◆ **PROBLEM**
Report the count of lines below in which the string "Autos" occurs; include nothing else.

— BEGIN —

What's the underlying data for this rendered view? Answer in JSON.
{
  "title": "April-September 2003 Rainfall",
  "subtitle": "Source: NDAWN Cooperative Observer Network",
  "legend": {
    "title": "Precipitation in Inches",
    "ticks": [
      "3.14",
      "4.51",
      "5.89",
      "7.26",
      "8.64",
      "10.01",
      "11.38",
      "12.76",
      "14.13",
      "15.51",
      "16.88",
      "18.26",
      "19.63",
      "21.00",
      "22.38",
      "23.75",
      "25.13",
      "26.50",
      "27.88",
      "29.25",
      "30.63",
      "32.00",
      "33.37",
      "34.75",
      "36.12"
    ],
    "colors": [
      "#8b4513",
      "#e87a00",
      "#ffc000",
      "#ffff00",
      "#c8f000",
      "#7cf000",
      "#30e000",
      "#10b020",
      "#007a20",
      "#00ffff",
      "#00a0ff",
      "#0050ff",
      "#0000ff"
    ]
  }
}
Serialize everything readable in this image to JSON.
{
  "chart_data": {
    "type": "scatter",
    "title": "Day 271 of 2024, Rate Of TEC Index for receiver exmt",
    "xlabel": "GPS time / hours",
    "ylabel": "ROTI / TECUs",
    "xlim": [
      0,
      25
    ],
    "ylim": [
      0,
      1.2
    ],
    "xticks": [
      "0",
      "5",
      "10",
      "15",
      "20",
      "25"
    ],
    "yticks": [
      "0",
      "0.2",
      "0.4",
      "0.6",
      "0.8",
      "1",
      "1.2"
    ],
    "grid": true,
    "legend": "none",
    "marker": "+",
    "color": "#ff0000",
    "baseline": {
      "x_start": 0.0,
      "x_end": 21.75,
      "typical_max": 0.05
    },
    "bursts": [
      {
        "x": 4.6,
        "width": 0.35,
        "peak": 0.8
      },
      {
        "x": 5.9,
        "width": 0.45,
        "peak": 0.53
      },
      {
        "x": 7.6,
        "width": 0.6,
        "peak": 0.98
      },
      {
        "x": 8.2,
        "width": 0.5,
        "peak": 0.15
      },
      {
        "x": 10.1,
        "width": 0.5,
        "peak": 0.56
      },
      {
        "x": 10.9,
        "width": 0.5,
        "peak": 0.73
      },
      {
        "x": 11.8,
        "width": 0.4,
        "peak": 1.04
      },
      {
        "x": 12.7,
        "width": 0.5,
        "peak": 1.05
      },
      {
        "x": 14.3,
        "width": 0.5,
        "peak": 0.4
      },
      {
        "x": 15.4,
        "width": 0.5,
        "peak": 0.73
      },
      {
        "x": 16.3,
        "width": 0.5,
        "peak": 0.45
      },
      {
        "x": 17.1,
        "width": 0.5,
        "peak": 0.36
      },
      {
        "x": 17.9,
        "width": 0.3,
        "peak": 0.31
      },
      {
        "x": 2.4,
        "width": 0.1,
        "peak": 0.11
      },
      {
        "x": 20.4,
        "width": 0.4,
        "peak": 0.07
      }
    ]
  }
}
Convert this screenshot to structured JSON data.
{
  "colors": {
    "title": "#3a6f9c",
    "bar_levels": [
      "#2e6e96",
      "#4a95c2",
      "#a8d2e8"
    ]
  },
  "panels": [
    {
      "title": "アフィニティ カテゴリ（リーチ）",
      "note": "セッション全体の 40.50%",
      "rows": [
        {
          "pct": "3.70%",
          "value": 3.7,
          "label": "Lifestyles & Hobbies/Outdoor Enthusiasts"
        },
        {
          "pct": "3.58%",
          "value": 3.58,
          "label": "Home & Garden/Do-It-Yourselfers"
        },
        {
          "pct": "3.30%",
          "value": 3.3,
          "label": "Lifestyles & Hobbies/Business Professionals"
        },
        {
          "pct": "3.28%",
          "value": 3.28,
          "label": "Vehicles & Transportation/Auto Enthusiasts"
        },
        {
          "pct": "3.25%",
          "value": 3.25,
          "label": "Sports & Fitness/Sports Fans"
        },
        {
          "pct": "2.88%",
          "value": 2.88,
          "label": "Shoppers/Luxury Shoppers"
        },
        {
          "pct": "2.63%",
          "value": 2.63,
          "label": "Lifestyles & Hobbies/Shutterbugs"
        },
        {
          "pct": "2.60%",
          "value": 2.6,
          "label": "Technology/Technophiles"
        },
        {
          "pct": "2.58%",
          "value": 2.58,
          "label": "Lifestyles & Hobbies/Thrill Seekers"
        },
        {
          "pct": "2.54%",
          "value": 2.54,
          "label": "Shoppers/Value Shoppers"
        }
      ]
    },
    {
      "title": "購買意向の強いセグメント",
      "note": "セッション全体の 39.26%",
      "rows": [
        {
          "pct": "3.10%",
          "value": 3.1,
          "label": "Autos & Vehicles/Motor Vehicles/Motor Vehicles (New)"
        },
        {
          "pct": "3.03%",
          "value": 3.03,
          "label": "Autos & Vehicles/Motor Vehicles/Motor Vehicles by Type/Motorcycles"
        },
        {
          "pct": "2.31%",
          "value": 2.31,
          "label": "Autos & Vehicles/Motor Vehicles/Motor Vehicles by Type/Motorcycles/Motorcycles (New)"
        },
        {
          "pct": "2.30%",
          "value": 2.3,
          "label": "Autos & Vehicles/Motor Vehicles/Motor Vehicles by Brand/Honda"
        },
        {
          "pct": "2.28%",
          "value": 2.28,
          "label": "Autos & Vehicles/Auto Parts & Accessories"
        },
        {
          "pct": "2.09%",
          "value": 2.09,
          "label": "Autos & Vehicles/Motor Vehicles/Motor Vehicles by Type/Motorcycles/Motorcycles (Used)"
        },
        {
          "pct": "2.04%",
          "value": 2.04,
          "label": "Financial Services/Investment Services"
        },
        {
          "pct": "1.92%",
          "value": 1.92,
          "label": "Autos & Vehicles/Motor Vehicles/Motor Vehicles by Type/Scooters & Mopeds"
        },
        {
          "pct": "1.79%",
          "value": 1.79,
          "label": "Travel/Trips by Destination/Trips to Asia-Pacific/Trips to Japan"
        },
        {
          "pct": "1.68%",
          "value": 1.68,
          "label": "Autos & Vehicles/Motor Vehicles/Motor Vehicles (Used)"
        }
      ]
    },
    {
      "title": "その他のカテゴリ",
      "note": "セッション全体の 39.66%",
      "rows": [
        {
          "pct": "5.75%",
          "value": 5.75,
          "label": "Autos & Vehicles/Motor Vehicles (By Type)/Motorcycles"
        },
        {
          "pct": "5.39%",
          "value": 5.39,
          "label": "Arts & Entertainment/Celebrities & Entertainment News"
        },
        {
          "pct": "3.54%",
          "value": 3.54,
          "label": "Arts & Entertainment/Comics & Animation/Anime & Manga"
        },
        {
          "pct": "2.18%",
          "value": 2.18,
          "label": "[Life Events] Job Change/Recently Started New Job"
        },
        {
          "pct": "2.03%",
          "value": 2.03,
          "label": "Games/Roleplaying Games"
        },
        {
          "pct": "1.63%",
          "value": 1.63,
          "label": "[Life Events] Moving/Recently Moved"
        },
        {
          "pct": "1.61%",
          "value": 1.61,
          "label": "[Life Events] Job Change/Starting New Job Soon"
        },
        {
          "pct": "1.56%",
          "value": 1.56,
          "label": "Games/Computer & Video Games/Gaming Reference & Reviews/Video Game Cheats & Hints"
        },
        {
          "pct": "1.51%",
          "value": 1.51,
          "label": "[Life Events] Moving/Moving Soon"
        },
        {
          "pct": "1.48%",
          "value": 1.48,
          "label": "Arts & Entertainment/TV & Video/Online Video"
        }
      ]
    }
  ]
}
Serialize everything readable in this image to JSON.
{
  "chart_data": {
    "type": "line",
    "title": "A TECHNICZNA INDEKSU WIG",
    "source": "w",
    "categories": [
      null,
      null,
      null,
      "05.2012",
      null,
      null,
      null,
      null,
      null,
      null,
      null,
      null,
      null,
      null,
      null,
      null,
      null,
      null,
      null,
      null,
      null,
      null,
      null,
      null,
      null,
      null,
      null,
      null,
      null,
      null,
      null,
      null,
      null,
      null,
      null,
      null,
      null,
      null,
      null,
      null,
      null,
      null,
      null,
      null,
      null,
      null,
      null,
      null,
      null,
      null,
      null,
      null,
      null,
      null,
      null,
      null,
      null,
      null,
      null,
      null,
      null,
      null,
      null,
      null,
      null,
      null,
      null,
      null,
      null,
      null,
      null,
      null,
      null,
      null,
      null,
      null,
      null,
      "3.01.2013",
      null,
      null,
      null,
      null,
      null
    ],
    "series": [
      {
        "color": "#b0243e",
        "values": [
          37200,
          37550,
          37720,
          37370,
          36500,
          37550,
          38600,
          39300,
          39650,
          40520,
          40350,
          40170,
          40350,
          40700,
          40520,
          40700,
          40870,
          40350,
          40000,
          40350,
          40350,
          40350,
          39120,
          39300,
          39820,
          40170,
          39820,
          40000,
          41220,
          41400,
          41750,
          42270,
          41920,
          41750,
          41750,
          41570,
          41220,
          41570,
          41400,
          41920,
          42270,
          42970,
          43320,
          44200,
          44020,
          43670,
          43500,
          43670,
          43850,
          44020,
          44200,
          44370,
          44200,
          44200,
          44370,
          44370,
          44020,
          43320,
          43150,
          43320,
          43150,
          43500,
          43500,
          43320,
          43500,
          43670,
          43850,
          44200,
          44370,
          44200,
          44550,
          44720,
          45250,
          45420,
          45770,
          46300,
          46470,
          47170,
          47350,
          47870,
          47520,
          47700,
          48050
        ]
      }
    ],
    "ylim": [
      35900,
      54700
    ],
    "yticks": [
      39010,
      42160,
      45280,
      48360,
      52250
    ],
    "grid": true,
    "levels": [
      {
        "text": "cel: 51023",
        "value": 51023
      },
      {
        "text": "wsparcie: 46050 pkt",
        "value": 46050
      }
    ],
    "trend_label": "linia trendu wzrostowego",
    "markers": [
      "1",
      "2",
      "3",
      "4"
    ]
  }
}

— END —

◆ **EXPECTED ANSWER**
9